SET TASK
For the listing below, give the count of lines containing the string "Уильмотъ" and nothing else.

Saved entries:
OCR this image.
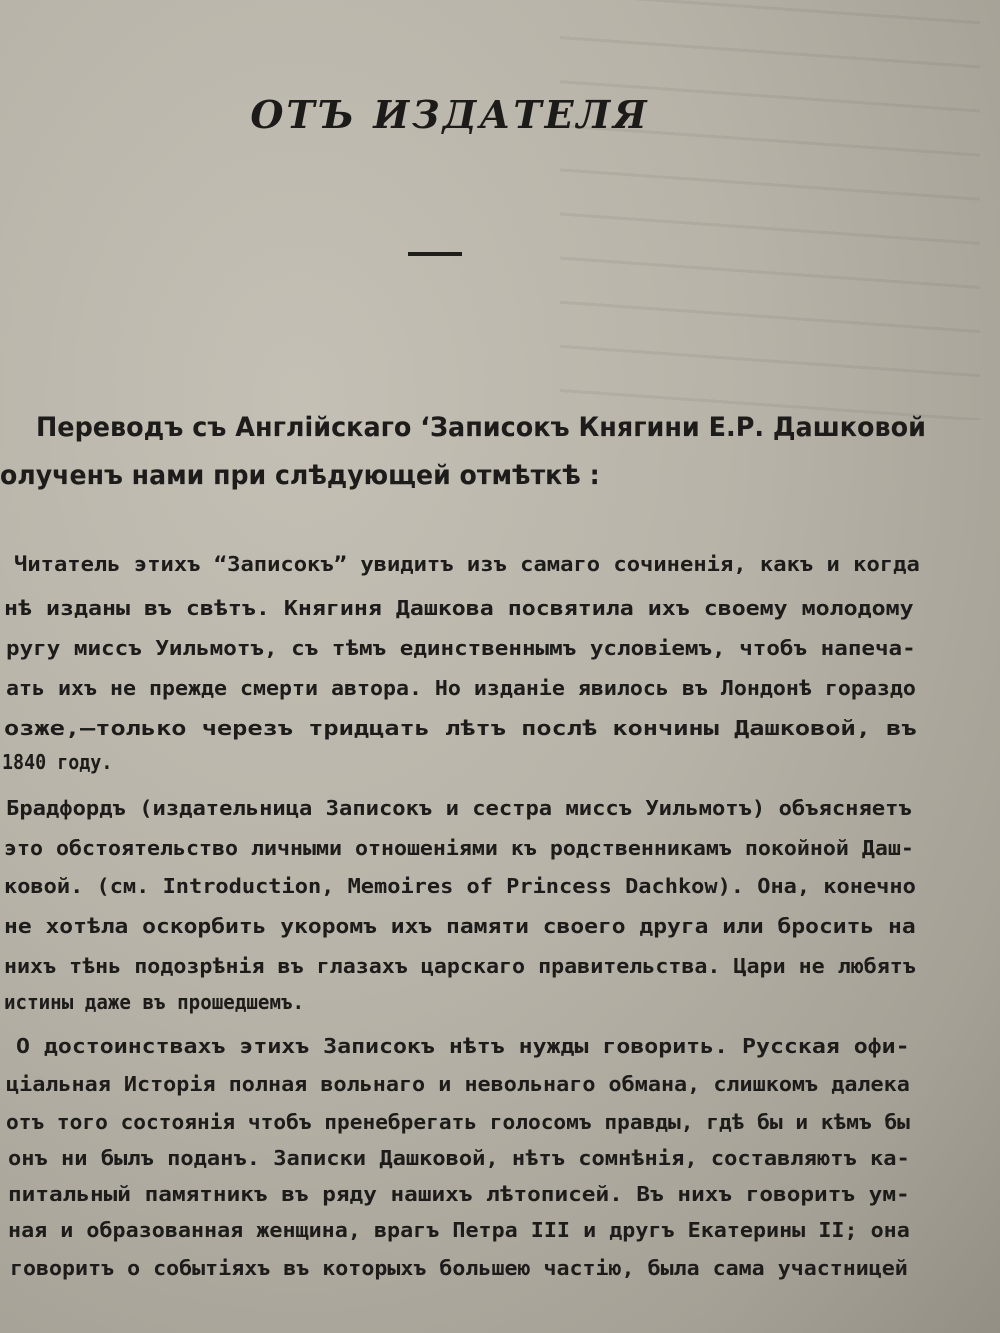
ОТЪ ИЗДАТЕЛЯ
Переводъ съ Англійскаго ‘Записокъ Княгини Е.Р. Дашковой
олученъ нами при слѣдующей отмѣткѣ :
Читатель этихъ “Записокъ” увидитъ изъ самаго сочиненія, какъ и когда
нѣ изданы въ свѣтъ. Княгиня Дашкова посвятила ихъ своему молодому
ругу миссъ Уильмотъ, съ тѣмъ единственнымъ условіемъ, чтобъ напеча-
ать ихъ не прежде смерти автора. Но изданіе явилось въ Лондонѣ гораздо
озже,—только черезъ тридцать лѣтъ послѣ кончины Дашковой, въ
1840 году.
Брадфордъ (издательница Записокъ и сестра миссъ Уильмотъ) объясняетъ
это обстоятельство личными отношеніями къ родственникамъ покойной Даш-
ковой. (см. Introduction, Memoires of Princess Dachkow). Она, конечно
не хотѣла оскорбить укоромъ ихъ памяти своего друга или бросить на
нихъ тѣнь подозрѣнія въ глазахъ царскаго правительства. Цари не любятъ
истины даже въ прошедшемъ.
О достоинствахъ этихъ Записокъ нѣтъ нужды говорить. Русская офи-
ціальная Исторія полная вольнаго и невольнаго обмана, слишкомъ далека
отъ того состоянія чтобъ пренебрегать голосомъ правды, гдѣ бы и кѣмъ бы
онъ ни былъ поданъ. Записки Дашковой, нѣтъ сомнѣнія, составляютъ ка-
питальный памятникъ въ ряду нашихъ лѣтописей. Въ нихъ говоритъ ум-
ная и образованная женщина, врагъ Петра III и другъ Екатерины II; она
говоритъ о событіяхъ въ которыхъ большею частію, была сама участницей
* * *
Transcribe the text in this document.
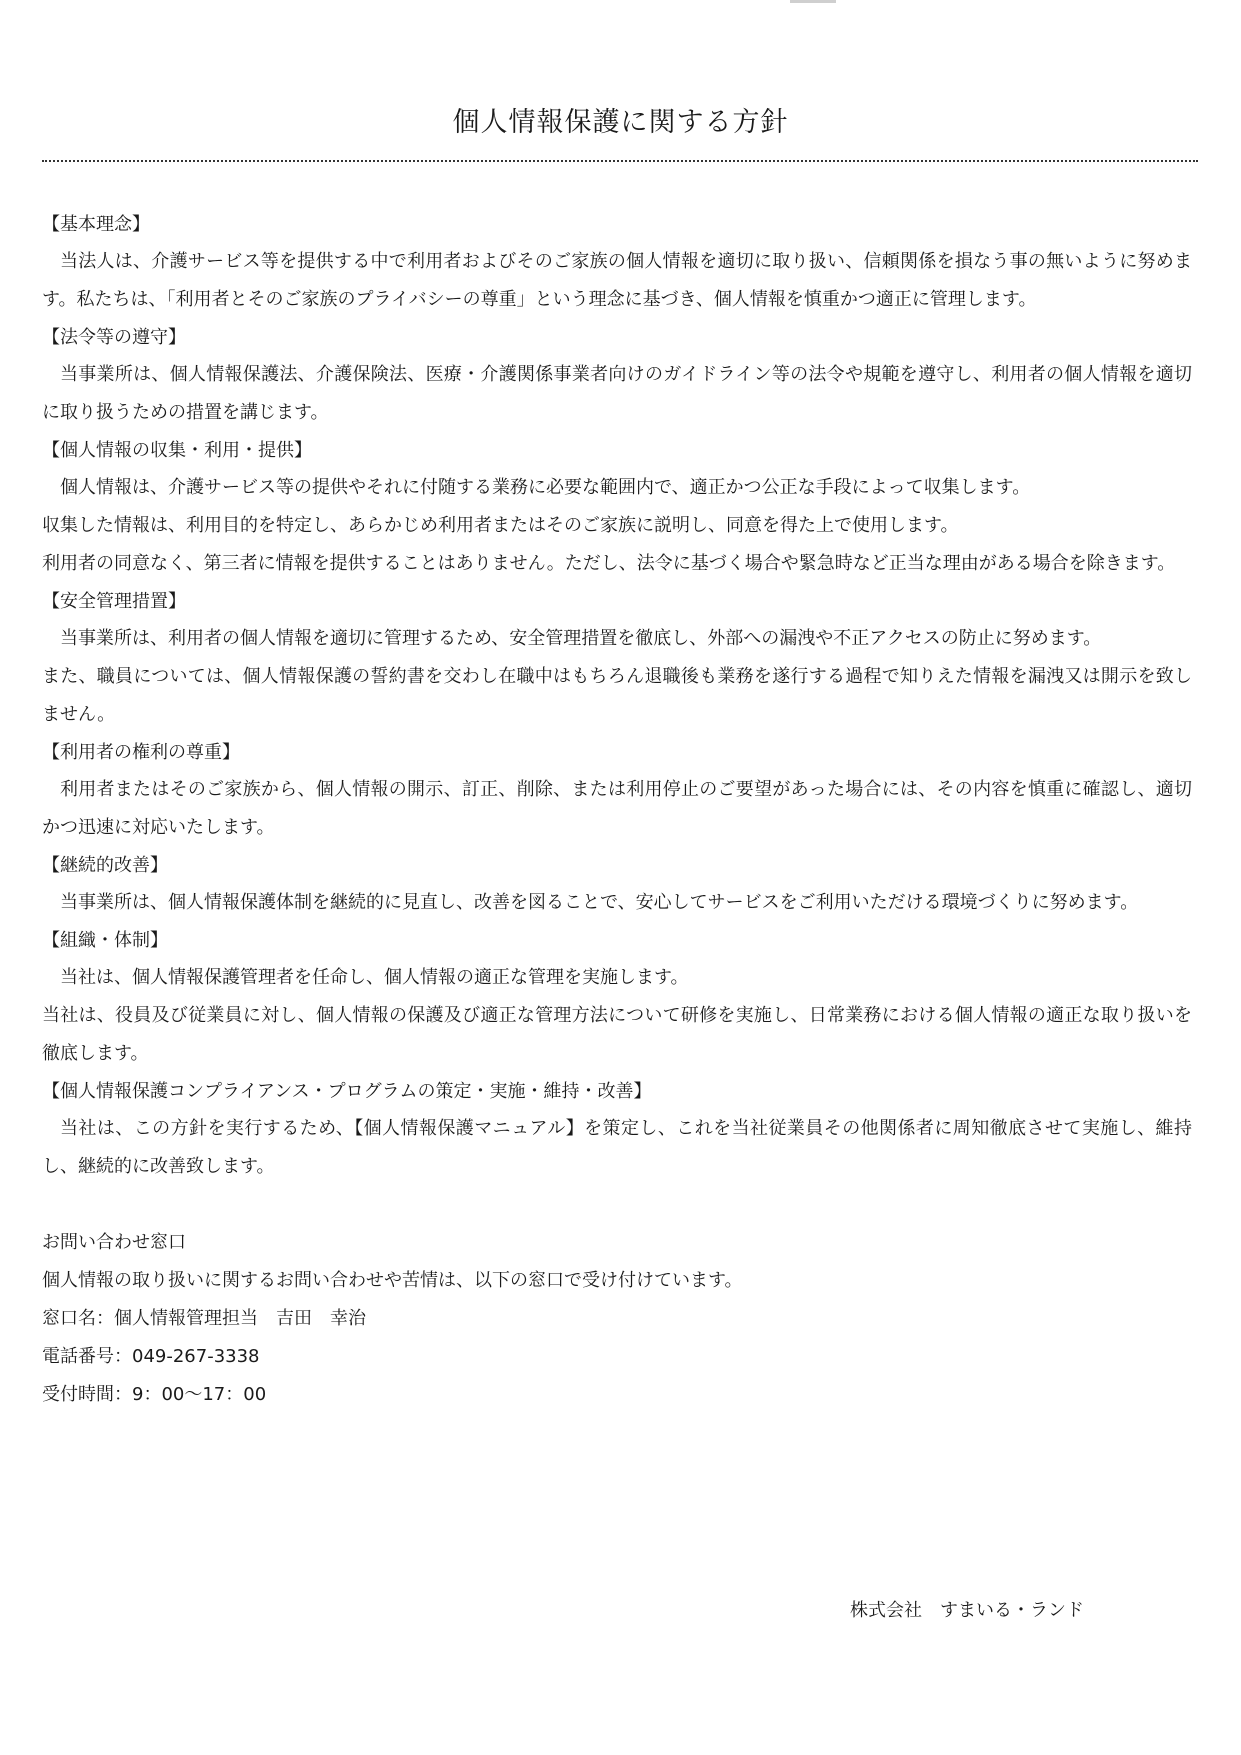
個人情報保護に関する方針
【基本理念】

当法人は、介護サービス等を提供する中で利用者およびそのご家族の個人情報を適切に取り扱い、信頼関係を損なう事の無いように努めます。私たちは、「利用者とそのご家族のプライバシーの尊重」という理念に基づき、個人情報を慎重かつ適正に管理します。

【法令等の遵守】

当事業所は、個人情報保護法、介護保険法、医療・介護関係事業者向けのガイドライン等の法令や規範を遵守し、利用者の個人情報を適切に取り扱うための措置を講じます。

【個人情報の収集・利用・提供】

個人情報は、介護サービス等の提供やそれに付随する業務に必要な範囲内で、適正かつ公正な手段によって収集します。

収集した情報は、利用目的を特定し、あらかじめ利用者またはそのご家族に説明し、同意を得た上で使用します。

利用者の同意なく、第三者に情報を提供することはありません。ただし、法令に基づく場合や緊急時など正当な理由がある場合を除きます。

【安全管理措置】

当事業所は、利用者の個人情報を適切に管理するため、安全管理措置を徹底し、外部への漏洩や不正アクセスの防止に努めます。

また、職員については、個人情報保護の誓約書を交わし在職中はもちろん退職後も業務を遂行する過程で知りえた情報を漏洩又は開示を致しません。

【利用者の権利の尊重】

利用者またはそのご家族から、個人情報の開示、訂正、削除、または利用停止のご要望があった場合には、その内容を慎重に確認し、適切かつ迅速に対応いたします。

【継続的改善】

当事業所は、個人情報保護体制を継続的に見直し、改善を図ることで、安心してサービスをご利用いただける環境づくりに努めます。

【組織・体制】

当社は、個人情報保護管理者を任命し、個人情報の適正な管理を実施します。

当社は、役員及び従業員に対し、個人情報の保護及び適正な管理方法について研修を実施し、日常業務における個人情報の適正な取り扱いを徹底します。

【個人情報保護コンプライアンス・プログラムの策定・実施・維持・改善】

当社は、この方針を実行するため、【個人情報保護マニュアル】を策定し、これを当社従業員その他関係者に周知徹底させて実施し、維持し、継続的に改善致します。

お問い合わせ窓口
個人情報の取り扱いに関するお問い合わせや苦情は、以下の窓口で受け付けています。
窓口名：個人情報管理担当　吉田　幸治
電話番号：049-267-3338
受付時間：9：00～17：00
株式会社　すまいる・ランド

RESULT OF THIS TASK
2